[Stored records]
--------------------------------------------------
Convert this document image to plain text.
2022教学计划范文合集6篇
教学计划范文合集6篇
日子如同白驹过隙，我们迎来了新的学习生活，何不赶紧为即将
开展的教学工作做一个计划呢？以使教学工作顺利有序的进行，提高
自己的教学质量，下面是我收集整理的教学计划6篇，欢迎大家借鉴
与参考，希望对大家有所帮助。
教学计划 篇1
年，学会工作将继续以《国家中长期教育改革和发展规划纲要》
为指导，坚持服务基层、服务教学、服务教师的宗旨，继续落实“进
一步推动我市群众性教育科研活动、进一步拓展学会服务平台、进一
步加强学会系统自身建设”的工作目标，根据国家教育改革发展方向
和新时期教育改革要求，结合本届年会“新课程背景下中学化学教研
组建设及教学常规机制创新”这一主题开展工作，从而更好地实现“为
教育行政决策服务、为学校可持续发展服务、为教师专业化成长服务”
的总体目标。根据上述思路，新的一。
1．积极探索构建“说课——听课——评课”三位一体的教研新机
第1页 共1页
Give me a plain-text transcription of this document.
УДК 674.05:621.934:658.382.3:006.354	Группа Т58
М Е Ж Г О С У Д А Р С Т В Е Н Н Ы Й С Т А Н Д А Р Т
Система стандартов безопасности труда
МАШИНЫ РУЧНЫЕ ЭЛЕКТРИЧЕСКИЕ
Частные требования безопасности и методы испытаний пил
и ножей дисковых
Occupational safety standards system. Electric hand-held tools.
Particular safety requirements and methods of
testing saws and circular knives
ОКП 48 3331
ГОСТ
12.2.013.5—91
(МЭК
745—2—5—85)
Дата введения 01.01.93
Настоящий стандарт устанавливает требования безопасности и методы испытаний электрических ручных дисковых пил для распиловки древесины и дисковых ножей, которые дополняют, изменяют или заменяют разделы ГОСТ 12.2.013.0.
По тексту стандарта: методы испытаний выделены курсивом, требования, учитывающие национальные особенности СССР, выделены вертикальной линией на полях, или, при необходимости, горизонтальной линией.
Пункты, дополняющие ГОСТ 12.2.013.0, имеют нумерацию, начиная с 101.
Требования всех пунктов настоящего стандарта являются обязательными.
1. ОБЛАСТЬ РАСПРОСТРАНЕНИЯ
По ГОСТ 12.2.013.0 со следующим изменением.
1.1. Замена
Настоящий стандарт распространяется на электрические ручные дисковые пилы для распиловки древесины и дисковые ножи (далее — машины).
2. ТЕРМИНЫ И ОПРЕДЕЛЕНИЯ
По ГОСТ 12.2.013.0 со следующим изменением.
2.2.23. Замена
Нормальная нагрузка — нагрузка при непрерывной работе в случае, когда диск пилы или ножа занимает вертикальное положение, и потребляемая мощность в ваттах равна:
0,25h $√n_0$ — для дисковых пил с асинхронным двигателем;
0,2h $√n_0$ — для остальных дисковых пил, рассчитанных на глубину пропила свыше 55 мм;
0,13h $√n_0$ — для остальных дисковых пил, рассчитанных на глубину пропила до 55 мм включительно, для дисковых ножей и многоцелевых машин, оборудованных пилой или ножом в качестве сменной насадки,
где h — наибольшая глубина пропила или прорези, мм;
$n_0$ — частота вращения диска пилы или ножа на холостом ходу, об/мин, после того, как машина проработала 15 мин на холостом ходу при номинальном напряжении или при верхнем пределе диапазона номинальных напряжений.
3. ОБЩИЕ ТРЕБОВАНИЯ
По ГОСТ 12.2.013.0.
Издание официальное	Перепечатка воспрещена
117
--------------------------------------------------
Across all the entries, count the lines that contain the word "this" and give the number by itself.

** FINAL ANSWER **
2